AIM: All of the lines below are to be transcribed faithfully, with pictures excluded from the copy.

DATA ENTRIES:
◇ ◇ ◇ ◇

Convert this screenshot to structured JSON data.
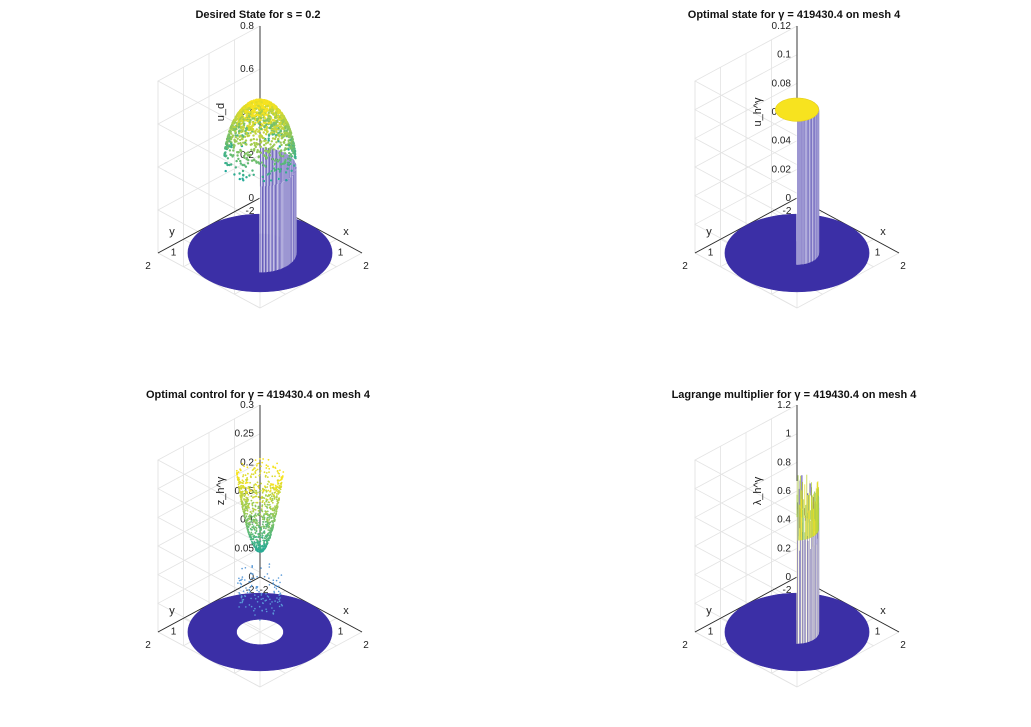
{
  "colors": {
    "low": "#3b2fa6",
    "mid": "#21a99a",
    "high": "#f7e31f",
    "grid": "#e3e3e3",
    "axis": "#262626"
  },
  "chart_data": [
    {
      "type": "surface3d",
      "title": "Desired State for s = 0.2",
      "zlabel": "u_d",
      "xlabel": "x",
      "ylabel": "y",
      "xlim": [
        -2,
        2
      ],
      "ylim": [
        -2,
        2
      ],
      "zlim": [
        0,
        0.8
      ],
      "xticks": [
        "-2",
        "-1",
        "0",
        "1",
        "2"
      ],
      "yticks": [
        "-2",
        "-1",
        "0",
        "1",
        "2"
      ],
      "zticks": [
        "0",
        "0.2",
        "0.4",
        "0.6",
        "0.8"
      ],
      "shape": "dome",
      "disk_radius": 2,
      "feature_radius": 1,
      "peak": 0.7,
      "base_height": 0.4
    },
    {
      "type": "surface3d",
      "title": "Optimal state for γ = 419430.4 on mesh 4",
      "zlabel": "u_h^γ",
      "xlabel": "x",
      "ylabel": "y",
      "xlim": [
        -2,
        2
      ],
      "ylim": [
        -2,
        2
      ],
      "zlim": [
        0,
        0.12
      ],
      "xticks": [
        "-2",
        "-1",
        "0",
        "1",
        "2"
      ],
      "yticks": [
        "-2",
        "-1",
        "0",
        "1",
        "2"
      ],
      "zticks": [
        "0",
        "0.02",
        "0.04",
        "0.06",
        "0.08",
        "0.1",
        "0.12"
      ],
      "shape": "cylinder",
      "disk_radius": 2,
      "feature_radius": 0.6,
      "peak": 0.1
    },
    {
      "type": "surface3d",
      "title": "Optimal control for γ = 419430.4 on mesh 4",
      "zlabel": "z_h^γ",
      "xlabel": "x",
      "ylabel": "y",
      "xlim": [
        -2,
        2
      ],
      "ylim": [
        -2,
        2
      ],
      "zlim": [
        0,
        0.3
      ],
      "xticks": [
        "-2",
        "-1",
        "0",
        "1",
        "2"
      ],
      "yticks": [
        "-2",
        "-1",
        "0",
        "1",
        "2"
      ],
      "zticks": [
        "0",
        "0.05",
        "0.1",
        "0.15",
        "0.2",
        "0.25",
        "0.3"
      ],
      "shape": "bowl",
      "disk_radius": 2,
      "hole_radius": 0.65,
      "bowl_min": 0.14,
      "bowl_max": 0.28
    },
    {
      "type": "surface3d",
      "title": "Lagrange multiplier for γ = 419430.4 on mesh 4",
      "zlabel": "λ_h^γ",
      "xlabel": "x",
      "ylabel": "y",
      "xlim": [
        -2,
        2
      ],
      "ylim": [
        -2,
        2
      ],
      "zlim": [
        0,
        1.2
      ],
      "xticks": [
        "-2",
        "-1",
        "0",
        "1",
        "2"
      ],
      "yticks": [
        "-2",
        "-1",
        "0",
        "1",
        "2"
      ],
      "zticks": [
        "0",
        "0.2",
        "0.4",
        "0.6",
        "0.8",
        "1",
        "1.2"
      ],
      "shape": "spiky",
      "disk_radius": 2,
      "feature_radius": 0.6,
      "peak": 0.9
    }
  ]
}
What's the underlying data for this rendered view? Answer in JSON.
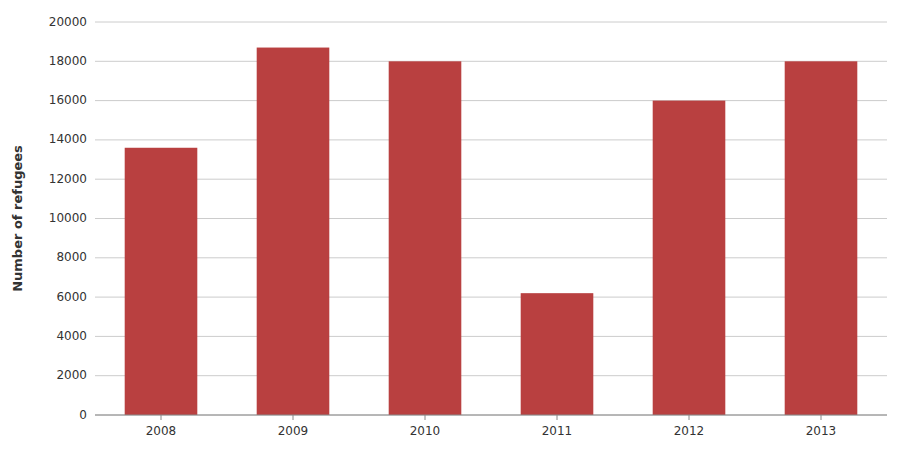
{
  "chart_data": {
    "type": "bar",
    "categories": [
      "2008",
      "2009",
      "2010",
      "2011",
      "2012",
      "2013"
    ],
    "values": [
      13600,
      18700,
      18000,
      6200,
      16000,
      18000
    ],
    "color": "#b94040",
    "ylabel": "Number of refugees",
    "ylim": [
      0,
      20000
    ],
    "yticks": [
      0,
      2000,
      4000,
      6000,
      8000,
      10000,
      12000,
      14000,
      16000,
      18000,
      20000
    ],
    "grid": true
  }
}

◇ ◇ ◇ ◇

FINISHED TASK:
Convert this screenshot to structured JSON data.
{
  "colors": {
    "low": "#3b2fa6",
    "mid": "#21a99a",
    "high": "#f7e31f",
    "grid": "#e3e3e3",
    "axis": "#262626"
  },
  "chart_data": [
    {
      "type": "surface3d",
      "title": "Desired State for s = 0.2",
      "zlabel": "u_d",
      "xlabel": "x",
      "ylabel": "y",
      "xlim": [
        -2,
        2
      ],
      "ylim": [
        -2,
        2
      ],
      "zlim": [
        0,
        0.8
      ],
      "xticks": [
        "-2",
        "-1",
        "0",
        "1",
        "2"
      ],
      "yticks": [
        "-2",
        "-1",
        "0",
        "1",
        "2"
      ],
      "zticks": [
        "0",
        "0.2",
        "0.4",
        "0.6",
        "0.8"
      ],
      "shape": "dome",
      "disk_radius": 2,
      "feature_radius": 1,
      "peak": 0.7,
      "base_height": 0.4
    },
    {
      "type": "surface3d",
      "title": "Optimal state for γ = 419430.4 on mesh 4",
      "zlabel": "u_h^γ",
      "xlabel": "x",
      "ylabel": "y",
      "xlim": [
        -2,
        2
      ],
      "ylim": [
        -2,
        2
      ],
      "zlim": [
        0,
        0.12
      ],
      "xticks": [
        "-2",
        "-1",
        "0",
        "1",
        "2"
      ],
      "yticks": [
        "-2",
        "-1",
        "0",
        "1",
        "2"
      ],
      "zticks": [
        "0",
        "0.02",
        "0.04",
        "0.06",
        "0.08",
        "0.1",
        "0.12"
      ],
      "shape": "cylinder",
      "disk_radius": 2,
      "feature_radius": 0.6,
      "peak": 0.1
    },
    {
      "type": "surface3d",
      "title": "Optimal control for γ = 419430.4 on mesh 4",
      "zlabel": "z_h^γ",
      "xlabel": "x",
      "ylabel": "y",
      "xlim": [
        -2,
        2
      ],
      "ylim": [
        -2,
        2
      ],
      "zlim": [
        0,
        0.3
      ],
      "xticks": [
        "-2",
        "-1",
        "0",
        "1",
        "2"
      ],
      "yticks": [
        "-2",
        "-1",
        "0",
        "1",
        "2"
      ],
      "zticks": [
        "0",
        "0.05",
        "0.1",
        "0.15",
        "0.2",
        "0.25",
        "0.3"
      ],
      "shape": "bowl",
      "disk_radius": 2,
      "hole_radius": 0.65,
      "bowl_min": 0.14,
      "bowl_max": 0.28
    },
    {
      "type": "surface3d",
      "title": "Lagrange multiplier for γ = 419430.4 on mesh 4",
      "zlabel": "λ_h^γ",
      "xlabel": "x",
      "ylabel": "y",
      "xlim": [
        -2,
        2
      ],
      "ylim": [
        -2,
        2
      ],
      "zlim": [
        0,
        1.2
      ],
      "xticks": [
        "-2",
        "-1",
        "0",
        "1",
        "2"
      ],
      "yticks": [
        "-2",
        "-1",
        "0",
        "1",
        "2"
      ],
      "zticks": [
        "0",
        "0.2",
        "0.4",
        "0.6",
        "0.8",
        "1",
        "1.2"
      ],
      "shape": "spiky",
      "disk_radius": 2,
      "feature_radius": 0.6,
      "peak": 0.9
    }
  ]
}
What's the underlying data for this rendered view? Answer in JSON.
{
  "chart_data": {
    "type": "bar",
    "categories": [
      "2008",
      "2009",
      "2010",
      "2011",
      "2012",
      "2013"
    ],
    "values": [
      13600,
      18700,
      18000,
      6200,
      16000,
      18000
    ],
    "color": "#b94040",
    "ylabel": "Number of refugees",
    "ylim": [
      0,
      20000
    ],
    "yticks": [
      0,
      2000,
      4000,
      6000,
      8000,
      10000,
      12000,
      14000,
      16000,
      18000,
      20000
    ],
    "grid": true
  }
}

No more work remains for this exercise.